Work to complete: Search the material for "JSON" and show all lines that contain it.

Figure record listings:
--------------------------------------------------

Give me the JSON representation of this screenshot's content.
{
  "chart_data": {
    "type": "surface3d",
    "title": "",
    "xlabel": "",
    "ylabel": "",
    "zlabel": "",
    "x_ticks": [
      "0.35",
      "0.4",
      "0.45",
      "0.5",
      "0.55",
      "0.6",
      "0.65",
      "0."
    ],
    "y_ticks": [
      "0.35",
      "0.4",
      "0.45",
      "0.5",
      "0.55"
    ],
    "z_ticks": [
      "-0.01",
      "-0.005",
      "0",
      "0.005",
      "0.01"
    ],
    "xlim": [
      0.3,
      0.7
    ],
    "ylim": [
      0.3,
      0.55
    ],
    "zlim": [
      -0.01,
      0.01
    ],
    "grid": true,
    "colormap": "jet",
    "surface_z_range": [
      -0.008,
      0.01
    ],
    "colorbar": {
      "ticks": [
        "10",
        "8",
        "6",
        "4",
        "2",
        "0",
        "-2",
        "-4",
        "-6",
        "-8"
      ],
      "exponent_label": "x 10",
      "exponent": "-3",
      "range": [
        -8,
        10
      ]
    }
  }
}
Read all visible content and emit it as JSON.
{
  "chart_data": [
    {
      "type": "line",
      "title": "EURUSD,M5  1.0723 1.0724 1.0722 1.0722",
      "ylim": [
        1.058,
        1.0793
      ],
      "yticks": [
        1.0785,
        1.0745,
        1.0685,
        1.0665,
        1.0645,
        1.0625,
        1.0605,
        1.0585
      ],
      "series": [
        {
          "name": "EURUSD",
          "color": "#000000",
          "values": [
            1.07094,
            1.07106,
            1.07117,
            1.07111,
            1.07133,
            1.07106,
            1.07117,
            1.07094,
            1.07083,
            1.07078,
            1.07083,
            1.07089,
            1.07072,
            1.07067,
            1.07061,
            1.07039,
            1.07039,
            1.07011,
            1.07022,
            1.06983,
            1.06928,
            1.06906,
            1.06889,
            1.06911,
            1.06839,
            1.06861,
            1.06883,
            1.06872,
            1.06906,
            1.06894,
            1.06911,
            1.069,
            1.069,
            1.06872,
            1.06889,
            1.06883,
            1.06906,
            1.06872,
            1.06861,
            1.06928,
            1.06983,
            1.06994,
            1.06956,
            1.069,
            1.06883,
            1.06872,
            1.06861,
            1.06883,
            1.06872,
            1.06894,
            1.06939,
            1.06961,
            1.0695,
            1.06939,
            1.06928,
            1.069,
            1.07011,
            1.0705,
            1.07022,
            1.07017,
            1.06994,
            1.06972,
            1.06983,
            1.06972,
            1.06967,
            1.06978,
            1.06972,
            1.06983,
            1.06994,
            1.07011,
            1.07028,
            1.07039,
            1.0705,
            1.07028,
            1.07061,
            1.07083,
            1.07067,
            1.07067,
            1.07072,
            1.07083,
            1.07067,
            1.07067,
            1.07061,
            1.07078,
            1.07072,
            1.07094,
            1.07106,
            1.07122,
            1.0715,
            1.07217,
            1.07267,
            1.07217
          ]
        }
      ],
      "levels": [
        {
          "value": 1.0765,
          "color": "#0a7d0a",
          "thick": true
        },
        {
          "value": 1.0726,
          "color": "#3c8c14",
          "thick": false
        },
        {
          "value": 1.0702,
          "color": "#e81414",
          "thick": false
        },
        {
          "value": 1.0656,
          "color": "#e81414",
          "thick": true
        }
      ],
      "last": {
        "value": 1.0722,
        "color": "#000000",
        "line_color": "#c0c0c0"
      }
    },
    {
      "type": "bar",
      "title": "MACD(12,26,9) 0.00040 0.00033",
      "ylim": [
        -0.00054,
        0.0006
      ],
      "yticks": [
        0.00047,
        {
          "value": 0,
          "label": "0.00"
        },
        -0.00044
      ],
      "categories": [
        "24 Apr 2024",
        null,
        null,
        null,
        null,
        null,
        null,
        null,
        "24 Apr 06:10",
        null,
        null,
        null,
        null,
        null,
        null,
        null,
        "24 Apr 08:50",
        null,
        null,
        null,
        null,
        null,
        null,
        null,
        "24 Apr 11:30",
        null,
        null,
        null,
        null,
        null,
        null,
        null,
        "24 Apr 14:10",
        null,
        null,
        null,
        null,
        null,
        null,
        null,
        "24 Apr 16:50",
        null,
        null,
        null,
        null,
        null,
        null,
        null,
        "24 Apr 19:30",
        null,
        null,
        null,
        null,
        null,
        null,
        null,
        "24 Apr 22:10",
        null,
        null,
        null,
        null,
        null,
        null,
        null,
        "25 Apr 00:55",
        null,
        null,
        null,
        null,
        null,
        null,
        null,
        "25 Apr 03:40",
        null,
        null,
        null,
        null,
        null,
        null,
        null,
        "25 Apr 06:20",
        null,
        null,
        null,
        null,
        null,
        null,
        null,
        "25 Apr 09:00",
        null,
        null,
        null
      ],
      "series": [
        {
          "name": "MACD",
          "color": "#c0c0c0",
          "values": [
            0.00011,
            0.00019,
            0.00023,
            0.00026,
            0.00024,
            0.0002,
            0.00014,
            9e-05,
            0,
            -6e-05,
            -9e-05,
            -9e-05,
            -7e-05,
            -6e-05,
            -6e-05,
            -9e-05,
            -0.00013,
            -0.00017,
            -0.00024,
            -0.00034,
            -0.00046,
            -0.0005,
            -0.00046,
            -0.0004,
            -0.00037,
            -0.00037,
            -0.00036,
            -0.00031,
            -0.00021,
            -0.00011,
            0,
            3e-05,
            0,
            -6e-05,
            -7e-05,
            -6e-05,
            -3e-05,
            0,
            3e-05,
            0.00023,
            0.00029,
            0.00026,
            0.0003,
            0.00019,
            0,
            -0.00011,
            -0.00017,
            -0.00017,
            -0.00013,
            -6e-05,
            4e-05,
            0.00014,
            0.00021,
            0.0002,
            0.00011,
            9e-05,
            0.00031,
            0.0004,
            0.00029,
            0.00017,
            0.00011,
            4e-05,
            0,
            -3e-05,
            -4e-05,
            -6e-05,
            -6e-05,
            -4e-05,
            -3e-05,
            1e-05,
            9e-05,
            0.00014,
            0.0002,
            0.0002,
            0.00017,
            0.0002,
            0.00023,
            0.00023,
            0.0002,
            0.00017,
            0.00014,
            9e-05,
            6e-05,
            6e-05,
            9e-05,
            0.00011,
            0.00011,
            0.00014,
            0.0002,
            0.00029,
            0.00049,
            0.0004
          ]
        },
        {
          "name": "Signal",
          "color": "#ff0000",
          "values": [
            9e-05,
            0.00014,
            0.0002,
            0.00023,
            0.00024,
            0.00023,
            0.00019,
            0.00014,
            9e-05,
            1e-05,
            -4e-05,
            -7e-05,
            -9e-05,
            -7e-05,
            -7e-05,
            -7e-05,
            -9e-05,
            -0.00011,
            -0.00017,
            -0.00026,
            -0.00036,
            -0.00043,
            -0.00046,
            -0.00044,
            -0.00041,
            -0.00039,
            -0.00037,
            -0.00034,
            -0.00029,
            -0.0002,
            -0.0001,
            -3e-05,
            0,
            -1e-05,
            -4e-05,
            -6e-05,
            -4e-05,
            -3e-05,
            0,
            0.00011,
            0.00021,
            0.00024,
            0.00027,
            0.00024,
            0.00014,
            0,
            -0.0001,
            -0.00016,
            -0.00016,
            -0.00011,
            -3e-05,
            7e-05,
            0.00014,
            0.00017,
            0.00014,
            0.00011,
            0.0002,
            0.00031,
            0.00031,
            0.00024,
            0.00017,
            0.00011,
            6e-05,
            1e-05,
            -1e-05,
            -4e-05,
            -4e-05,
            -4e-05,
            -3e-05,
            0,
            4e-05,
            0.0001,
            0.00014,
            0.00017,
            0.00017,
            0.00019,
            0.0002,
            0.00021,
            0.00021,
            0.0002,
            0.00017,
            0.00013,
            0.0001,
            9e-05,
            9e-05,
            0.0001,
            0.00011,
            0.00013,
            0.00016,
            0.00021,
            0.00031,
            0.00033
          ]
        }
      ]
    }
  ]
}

--------------------------------------------------

Solution to the problem:
Give me the JSON representation of this screenshot's content.
Read all visible content and emit it as JSON.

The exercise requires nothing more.